WHAT IS NEEDED:
What lines of the data hold the string "Fields"? Pull each one out.

.....

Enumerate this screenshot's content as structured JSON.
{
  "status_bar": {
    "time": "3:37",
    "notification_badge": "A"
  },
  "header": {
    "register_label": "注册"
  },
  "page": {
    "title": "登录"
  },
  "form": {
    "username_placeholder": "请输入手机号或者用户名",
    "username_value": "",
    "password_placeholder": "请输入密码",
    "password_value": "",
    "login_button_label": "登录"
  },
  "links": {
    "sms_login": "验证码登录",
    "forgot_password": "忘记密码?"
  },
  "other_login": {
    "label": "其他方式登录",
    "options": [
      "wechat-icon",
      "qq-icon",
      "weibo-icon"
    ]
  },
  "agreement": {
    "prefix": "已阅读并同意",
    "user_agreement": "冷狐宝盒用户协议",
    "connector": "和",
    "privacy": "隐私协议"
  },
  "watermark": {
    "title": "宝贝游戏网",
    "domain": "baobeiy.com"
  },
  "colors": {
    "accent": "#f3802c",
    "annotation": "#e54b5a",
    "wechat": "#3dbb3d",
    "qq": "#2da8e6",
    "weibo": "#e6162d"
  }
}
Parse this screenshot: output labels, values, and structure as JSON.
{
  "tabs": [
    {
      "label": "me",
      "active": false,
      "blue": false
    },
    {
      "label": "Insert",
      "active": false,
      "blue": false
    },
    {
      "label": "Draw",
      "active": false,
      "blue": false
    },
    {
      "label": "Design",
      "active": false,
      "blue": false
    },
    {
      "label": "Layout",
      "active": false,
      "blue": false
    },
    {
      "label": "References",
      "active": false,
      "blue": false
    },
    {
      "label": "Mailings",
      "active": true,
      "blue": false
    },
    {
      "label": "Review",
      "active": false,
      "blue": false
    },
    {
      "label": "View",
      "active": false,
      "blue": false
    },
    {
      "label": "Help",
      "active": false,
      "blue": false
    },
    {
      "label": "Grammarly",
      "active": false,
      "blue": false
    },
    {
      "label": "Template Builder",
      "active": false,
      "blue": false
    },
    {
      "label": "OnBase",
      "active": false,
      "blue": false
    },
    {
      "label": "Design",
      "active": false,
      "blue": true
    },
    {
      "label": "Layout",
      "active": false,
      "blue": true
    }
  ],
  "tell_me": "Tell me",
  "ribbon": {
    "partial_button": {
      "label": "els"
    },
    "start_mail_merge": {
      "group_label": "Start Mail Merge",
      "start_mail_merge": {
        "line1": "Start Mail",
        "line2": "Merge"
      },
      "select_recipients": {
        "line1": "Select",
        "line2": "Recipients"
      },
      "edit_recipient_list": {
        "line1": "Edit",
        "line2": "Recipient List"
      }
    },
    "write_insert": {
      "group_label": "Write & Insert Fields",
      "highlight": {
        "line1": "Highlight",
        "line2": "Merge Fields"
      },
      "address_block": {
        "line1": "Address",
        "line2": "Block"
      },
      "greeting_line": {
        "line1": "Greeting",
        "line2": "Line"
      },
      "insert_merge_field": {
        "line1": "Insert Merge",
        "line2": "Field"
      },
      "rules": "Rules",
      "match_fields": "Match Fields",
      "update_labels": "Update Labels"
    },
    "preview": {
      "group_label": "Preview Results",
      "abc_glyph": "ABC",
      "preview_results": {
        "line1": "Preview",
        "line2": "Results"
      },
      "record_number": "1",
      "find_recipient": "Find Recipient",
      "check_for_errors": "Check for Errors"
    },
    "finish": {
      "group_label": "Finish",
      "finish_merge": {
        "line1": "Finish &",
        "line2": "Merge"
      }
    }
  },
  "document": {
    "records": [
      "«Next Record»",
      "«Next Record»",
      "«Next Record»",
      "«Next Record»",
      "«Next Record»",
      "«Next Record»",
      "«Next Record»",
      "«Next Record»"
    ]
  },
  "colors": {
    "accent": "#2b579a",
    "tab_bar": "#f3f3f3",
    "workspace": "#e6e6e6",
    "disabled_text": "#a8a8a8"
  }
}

.....

PROBLEM SOLUTION:
      "group_label": "Write & Insert Fields",
        "line2": "Merge Fields"
      "match_fields": "Match Fields",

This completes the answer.